Tally the lines that include the word "Malegaon" and reply with nothing but the total.
------------------------------
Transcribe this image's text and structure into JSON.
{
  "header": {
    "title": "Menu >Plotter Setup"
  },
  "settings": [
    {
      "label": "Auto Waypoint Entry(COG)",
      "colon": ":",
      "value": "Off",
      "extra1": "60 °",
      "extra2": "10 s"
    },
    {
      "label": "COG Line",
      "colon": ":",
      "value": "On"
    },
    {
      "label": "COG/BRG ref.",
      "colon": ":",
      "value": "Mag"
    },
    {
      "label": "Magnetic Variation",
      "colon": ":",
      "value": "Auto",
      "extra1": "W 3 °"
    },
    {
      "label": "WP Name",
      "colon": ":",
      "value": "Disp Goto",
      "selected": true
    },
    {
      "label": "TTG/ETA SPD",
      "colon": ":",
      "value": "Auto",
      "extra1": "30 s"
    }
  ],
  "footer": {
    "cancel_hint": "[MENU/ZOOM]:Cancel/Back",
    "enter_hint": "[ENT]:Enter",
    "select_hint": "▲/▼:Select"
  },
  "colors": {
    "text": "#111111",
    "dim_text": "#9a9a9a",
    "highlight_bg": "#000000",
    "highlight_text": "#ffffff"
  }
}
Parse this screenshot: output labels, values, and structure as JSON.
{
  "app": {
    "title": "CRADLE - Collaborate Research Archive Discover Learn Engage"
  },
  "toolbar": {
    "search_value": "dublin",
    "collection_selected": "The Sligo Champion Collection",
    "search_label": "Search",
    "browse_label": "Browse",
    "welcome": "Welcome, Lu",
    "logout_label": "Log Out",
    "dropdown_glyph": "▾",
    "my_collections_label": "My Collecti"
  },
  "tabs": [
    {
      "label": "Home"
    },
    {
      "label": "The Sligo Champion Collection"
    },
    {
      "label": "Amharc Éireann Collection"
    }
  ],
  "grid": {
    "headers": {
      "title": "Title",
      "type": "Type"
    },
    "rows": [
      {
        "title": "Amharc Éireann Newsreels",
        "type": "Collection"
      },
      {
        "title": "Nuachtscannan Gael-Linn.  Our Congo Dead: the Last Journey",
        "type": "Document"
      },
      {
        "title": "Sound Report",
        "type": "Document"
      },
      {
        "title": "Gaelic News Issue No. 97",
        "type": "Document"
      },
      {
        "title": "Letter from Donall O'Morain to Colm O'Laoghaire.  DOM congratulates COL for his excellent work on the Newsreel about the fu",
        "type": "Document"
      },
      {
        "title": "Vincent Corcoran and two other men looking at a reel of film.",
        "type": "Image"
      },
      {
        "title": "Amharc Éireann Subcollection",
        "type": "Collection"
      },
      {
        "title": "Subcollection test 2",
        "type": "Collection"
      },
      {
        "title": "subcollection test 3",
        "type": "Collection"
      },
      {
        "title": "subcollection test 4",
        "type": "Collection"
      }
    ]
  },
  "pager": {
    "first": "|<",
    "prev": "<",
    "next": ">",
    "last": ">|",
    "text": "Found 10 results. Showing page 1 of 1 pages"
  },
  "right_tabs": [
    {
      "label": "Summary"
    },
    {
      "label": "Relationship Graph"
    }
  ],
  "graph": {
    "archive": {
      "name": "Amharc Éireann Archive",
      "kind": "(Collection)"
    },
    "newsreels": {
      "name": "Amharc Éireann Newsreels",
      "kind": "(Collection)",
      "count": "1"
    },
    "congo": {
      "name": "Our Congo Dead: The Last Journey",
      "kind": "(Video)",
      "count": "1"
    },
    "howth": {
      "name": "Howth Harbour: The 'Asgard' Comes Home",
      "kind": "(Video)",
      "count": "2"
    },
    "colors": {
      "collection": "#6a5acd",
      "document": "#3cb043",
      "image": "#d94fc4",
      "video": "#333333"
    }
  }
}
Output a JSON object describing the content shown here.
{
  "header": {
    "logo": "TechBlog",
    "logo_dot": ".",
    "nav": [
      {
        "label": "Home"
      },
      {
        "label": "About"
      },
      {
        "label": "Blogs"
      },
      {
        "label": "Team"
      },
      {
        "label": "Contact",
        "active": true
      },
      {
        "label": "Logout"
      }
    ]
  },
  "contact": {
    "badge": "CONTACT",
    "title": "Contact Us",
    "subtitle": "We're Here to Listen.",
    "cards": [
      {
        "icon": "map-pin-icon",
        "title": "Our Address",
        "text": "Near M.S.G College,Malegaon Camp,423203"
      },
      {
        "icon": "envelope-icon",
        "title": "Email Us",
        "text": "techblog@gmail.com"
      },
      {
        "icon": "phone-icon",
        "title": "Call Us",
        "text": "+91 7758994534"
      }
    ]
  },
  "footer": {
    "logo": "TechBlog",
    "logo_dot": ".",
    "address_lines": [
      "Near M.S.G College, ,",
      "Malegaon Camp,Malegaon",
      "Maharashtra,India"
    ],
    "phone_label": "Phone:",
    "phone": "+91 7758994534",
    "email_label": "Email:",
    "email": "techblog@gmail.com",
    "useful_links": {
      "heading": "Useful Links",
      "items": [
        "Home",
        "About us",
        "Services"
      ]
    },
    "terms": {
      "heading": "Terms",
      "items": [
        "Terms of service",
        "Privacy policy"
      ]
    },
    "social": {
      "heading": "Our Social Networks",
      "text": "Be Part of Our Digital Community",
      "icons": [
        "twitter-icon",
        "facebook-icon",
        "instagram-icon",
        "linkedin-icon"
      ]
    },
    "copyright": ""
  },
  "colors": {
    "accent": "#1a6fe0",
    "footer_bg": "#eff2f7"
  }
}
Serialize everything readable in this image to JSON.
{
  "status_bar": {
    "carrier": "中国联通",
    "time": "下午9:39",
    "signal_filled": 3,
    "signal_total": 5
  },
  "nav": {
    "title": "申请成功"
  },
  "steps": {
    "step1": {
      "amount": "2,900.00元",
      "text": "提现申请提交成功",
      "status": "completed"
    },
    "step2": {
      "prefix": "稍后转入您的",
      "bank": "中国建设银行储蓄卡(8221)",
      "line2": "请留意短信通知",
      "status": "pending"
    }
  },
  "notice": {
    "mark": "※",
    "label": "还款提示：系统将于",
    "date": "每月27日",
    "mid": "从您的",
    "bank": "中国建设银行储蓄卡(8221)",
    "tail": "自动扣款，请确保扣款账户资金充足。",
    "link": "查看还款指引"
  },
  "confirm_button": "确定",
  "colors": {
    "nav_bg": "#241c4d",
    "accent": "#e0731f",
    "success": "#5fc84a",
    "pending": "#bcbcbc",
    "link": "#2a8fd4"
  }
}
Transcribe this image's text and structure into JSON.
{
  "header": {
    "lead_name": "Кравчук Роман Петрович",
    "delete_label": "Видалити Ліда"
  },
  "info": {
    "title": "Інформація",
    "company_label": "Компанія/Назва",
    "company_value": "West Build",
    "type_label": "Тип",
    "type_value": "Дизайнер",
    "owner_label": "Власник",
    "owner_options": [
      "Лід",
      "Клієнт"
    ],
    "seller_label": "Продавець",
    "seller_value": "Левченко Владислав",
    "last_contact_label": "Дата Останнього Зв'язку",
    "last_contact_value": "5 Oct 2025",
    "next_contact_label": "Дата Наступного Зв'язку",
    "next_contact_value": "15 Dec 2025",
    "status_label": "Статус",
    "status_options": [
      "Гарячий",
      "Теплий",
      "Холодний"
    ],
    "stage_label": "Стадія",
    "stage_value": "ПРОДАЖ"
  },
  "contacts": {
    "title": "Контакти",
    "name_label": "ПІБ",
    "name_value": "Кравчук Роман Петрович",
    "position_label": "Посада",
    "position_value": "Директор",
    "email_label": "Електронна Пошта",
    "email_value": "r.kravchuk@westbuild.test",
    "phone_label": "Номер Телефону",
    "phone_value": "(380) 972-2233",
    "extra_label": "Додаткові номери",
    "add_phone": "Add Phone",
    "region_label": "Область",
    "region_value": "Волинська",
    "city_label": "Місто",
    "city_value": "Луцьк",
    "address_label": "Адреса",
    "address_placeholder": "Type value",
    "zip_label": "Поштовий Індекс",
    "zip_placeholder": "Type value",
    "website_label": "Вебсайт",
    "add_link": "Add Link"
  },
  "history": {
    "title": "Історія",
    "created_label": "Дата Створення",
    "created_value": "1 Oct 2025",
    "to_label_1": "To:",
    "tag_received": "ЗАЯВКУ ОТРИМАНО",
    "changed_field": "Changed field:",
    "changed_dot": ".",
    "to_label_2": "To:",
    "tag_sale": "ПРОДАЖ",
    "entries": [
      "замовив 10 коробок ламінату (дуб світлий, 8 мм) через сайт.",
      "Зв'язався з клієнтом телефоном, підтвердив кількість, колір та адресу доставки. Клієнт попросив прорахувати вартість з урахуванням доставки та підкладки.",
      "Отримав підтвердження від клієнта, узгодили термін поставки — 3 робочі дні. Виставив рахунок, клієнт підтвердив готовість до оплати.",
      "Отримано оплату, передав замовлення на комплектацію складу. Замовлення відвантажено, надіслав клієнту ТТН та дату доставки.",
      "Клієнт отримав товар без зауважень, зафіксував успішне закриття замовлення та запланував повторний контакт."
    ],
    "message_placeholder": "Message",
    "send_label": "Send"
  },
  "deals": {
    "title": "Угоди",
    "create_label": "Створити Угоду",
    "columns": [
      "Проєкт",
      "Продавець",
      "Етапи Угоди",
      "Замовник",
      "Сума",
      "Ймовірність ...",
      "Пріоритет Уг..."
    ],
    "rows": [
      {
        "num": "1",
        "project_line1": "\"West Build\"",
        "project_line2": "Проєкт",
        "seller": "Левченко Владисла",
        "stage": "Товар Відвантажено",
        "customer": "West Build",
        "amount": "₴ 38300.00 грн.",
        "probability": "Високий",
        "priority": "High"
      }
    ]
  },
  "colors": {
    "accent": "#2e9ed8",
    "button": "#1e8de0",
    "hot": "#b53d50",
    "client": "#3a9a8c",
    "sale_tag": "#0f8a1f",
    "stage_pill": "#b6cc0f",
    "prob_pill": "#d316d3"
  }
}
------------------------------
== Solution to the exercise ==
2